STATED PROBLEM: Repeat every record below exactly as written.

Extracted data entries:
** BEGIN **

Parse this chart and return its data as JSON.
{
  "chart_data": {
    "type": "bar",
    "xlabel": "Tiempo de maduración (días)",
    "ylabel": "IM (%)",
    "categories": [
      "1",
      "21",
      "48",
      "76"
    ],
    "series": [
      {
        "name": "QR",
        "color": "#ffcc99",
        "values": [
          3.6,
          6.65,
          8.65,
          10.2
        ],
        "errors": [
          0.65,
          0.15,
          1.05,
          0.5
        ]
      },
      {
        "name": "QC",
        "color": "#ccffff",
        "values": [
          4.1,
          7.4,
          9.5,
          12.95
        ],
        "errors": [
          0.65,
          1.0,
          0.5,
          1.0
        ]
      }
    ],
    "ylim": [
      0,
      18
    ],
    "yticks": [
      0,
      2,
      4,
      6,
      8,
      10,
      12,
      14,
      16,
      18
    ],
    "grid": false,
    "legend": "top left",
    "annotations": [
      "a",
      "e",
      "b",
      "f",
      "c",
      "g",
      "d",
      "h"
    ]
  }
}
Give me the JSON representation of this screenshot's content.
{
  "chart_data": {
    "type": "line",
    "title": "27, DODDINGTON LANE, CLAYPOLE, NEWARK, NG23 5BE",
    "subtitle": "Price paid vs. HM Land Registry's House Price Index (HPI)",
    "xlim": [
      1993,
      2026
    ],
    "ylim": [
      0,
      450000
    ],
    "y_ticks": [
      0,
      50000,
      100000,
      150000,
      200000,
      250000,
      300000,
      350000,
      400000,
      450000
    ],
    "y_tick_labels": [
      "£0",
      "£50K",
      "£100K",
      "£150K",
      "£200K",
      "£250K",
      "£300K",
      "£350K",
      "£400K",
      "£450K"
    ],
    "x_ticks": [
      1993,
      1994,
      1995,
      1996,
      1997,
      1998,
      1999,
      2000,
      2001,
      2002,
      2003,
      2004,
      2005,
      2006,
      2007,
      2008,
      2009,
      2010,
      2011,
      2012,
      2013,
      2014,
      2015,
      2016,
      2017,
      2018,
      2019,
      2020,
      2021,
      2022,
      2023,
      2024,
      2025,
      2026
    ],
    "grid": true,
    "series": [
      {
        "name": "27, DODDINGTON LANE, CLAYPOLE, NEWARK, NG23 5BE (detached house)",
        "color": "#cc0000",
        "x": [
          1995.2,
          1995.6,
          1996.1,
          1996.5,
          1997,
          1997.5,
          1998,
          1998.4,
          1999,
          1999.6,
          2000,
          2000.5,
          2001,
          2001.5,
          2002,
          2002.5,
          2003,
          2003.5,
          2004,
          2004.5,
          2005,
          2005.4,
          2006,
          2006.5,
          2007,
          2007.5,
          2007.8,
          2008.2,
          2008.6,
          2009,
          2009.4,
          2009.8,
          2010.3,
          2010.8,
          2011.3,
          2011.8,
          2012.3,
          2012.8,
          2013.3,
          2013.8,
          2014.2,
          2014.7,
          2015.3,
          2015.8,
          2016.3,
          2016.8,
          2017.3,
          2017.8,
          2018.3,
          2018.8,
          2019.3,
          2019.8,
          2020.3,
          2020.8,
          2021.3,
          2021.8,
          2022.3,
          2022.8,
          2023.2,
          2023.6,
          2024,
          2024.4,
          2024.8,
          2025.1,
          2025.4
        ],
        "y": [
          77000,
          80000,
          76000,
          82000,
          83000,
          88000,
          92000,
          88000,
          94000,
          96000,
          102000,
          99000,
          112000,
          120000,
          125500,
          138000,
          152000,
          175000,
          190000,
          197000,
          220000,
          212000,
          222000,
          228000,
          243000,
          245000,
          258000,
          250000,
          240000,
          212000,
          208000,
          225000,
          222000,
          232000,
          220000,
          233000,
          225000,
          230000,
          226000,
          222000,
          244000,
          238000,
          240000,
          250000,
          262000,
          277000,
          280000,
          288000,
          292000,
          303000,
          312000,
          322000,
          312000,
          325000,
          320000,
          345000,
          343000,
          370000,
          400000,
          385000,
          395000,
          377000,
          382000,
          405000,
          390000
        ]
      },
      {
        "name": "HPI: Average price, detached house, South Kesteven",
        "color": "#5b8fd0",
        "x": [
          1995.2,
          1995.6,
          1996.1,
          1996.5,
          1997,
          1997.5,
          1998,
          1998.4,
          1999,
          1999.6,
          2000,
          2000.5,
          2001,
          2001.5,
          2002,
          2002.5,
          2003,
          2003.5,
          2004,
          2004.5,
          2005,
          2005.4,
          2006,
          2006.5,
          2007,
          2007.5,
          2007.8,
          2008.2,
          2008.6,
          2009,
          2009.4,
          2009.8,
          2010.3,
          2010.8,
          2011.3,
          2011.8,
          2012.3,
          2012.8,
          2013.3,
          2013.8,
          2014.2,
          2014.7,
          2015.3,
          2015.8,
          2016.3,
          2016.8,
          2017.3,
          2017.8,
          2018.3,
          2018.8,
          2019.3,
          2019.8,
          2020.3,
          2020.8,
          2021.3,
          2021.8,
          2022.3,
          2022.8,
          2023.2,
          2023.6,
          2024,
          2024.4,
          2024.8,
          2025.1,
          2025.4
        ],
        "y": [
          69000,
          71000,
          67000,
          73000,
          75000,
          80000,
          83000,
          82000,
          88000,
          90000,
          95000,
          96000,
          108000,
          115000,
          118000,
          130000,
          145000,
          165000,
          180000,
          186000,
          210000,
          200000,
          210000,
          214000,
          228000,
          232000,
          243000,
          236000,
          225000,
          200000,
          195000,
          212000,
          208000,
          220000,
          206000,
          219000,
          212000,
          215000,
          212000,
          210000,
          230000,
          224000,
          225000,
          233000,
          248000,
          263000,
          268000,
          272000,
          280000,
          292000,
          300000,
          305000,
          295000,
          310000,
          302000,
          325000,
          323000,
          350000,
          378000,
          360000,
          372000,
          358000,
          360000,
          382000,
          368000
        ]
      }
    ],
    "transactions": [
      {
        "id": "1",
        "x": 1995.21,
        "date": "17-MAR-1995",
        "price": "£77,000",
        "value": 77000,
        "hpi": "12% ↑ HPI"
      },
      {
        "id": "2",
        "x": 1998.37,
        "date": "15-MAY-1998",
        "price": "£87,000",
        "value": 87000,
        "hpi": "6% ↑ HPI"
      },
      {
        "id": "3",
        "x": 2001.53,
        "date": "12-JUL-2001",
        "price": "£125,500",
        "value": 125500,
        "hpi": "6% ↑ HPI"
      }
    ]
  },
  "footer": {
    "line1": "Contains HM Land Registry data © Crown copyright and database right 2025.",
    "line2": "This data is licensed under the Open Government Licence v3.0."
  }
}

** END **

CORRECT RESULT:
Parse this chart and return its data as JSON.
{
  "chart_data": {
    "type": "bar",
    "xlabel": "Tiempo de maduración (días)",
    "ylabel": "IM (%)",
    "categories": [
      "1",
      "21",
      "48",
      "76"
    ],
    "series": [
      {
        "name": "QR",
        "color": "#ffcc99",
        "values": [
          3.6,
          6.65,
          8.65,
          10.2
        ],
        "errors": [
          0.65,
          0.15,
          1.05,
          0.5
        ]
      },
      {
        "name": "QC",
        "color": "#ccffff",
        "values": [
          4.1,
          7.4,
          9.5,
          12.95
        ],
        "errors": [
          0.65,
          1.0,
          0.5,
          1.0
        ]
      }
    ],
    "ylim": [
      0,
      18
    ],
    "yticks": [
      0,
      2,
      4,
      6,
      8,
      10,
      12,
      14,
      16,
      18
    ],
    "grid": false,
    "legend": "top left",
    "annotations": [
      "a",
      "e",
      "b",
      "f",
      "c",
      "g",
      "d",
      "h"
    ]
  }
}
Give me the JSON representation of this screenshot's content.
{
  "chart_data": {
    "type": "line",
    "title": "27, DODDINGTON LANE, CLAYPOLE, NEWARK, NG23 5BE",
    "subtitle": "Price paid vs. HM Land Registry's House Price Index (HPI)",
    "xlim": [
      1993,
      2026
    ],
    "ylim": [
      0,
      450000
    ],
    "y_ticks": [
      0,
      50000,
      100000,
      150000,
      200000,
      250000,
      300000,
      350000,
      400000,
      450000
    ],
    "y_tick_labels": [
      "£0",
      "£50K",
      "£100K",
      "£150K",
      "£200K",
      "£250K",
      "£300K",
      "£350K",
      "£400K",
      "£450K"
    ],
    "x_ticks": [
      1993,
      1994,
      1995,
      1996,
      1997,
      1998,
      1999,
      2000,
      2001,
      2002,
      2003,
      2004,
      2005,
      2006,
      2007,
      2008,
      2009,
      2010,
      2011,
      2012,
      2013,
      2014,
      2015,
      2016,
      2017,
      2018,
      2019,
      2020,
      2021,
      2022,
      2023,
      2024,
      2025,
      2026
    ],
    "grid": true,
    "series": [
      {
        "name": "27, DODDINGTON LANE, CLAYPOLE, NEWARK, NG23 5BE (detached house)",
        "color": "#cc0000",
        "x": [
          1995.2,
          1995.6,
          1996.1,
          1996.5,
          1997,
          1997.5,
          1998,
          1998.4,
          1999,
          1999.6,
          2000,
          2000.5,
          2001,
          2001.5,
          2002,
          2002.5,
          2003,
          2003.5,
          2004,
          2004.5,
          2005,
          2005.4,
          2006,
          2006.5,
          2007,
          2007.5,
          2007.8,
          2008.2,
          2008.6,
          2009,
          2009.4,
          2009.8,
          2010.3,
          2010.8,
          2011.3,
          2011.8,
          2012.3,
          2012.8,
          2013.3,
          2013.8,
          2014.2,
          2014.7,
          2015.3,
          2015.8,
          2016.3,
          2016.8,
          2017.3,
          2017.8,
          2018.3,
          2018.8,
          2019.3,
          2019.8,
          2020.3,
          2020.8,
          2021.3,
          2021.8,
          2022.3,
          2022.8,
          2023.2,
          2023.6,
          2024,
          2024.4,
          2024.8,
          2025.1,
          2025.4
        ],
        "y": [
          77000,
          80000,
          76000,
          82000,
          83000,
          88000,
          92000,
          88000,
          94000,
          96000,
          102000,
          99000,
          112000,
          120000,
          125500,
          138000,
          152000,
          175000,
          190000,
          197000,
          220000,
          212000,
          222000,
          228000,
          243000,
          245000,
          258000,
          250000,
          240000,
          212000,
          208000,
          225000,
          222000,
          232000,
          220000,
          233000,
          225000,
          230000,
          226000,
          222000,
          244000,
          238000,
          240000,
          250000,
          262000,
          277000,
          280000,
          288000,
          292000,
          303000,
          312000,
          322000,
          312000,
          325000,
          320000,
          345000,
          343000,
          370000,
          400000,
          385000,
          395000,
          377000,
          382000,
          405000,
          390000
        ]
      },
      {
        "name": "HPI: Average price, detached house, South Kesteven",
        "color": "#5b8fd0",
        "x": [
          1995.2,
          1995.6,
          1996.1,
          1996.5,
          1997,
          1997.5,
          1998,
          1998.4,
          1999,
          1999.6,
          2000,
          2000.5,
          2001,
          2001.5,
          2002,
          2002.5,
          2003,
          2003.5,
          2004,
          2004.5,
          2005,
          2005.4,
          2006,
          2006.5,
          2007,
          2007.5,
          2007.8,
          2008.2,
          2008.6,
          2009,
          2009.4,
          2009.8,
          2010.3,
          2010.8,
          2011.3,
          2011.8,
          2012.3,
          2012.8,
          2013.3,
          2013.8,
          2014.2,
          2014.7,
          2015.3,
          2015.8,
          2016.3,
          2016.8,
          2017.3,
          2017.8,
          2018.3,
          2018.8,
          2019.3,
          2019.8,
          2020.3,
          2020.8,
          2021.3,
          2021.8,
          2022.3,
          2022.8,
          2023.2,
          2023.6,
          2024,
          2024.4,
          2024.8,
          2025.1,
          2025.4
        ],
        "y": [
          69000,
          71000,
          67000,
          73000,
          75000,
          80000,
          83000,
          82000,
          88000,
          90000,
          95000,
          96000,
          108000,
          115000,
          118000,
          130000,
          145000,
          165000,
          180000,
          186000,
          210000,
          200000,
          210000,
          214000,
          228000,
          232000,
          243000,
          236000,
          225000,
          200000,
          195000,
          212000,
          208000,
          220000,
          206000,
          219000,
          212000,
          215000,
          212000,
          210000,
          230000,
          224000,
          225000,
          233000,
          248000,
          263000,
          268000,
          272000,
          280000,
          292000,
          300000,
          305000,
          295000,
          310000,
          302000,
          325000,
          323000,
          350000,
          378000,
          360000,
          372000,
          358000,
          360000,
          382000,
          368000
        ]
      }
    ],
    "transactions": [
      {
        "id": "1",
        "x": 1995.21,
        "date": "17-MAR-1995",
        "price": "£77,000",
        "value": 77000,
        "hpi": "12% ↑ HPI"
      },
      {
        "id": "2",
        "x": 1998.37,
        "date": "15-MAY-1998",
        "price": "£87,000",
        "value": 87000,
        "hpi": "6% ↑ HPI"
      },
      {
        "id": "3",
        "x": 2001.53,
        "date": "12-JUL-2001",
        "price": "£125,500",
        "value": 125500,
        "hpi": "6% ↑ HPI"
      }
    ]
  },
  "footer": {
    "line1": "Contains HM Land Registry data © Crown copyright and database right 2025.",
    "line2": "This data is licensed under the Open Government Licence v3.0."
  }
}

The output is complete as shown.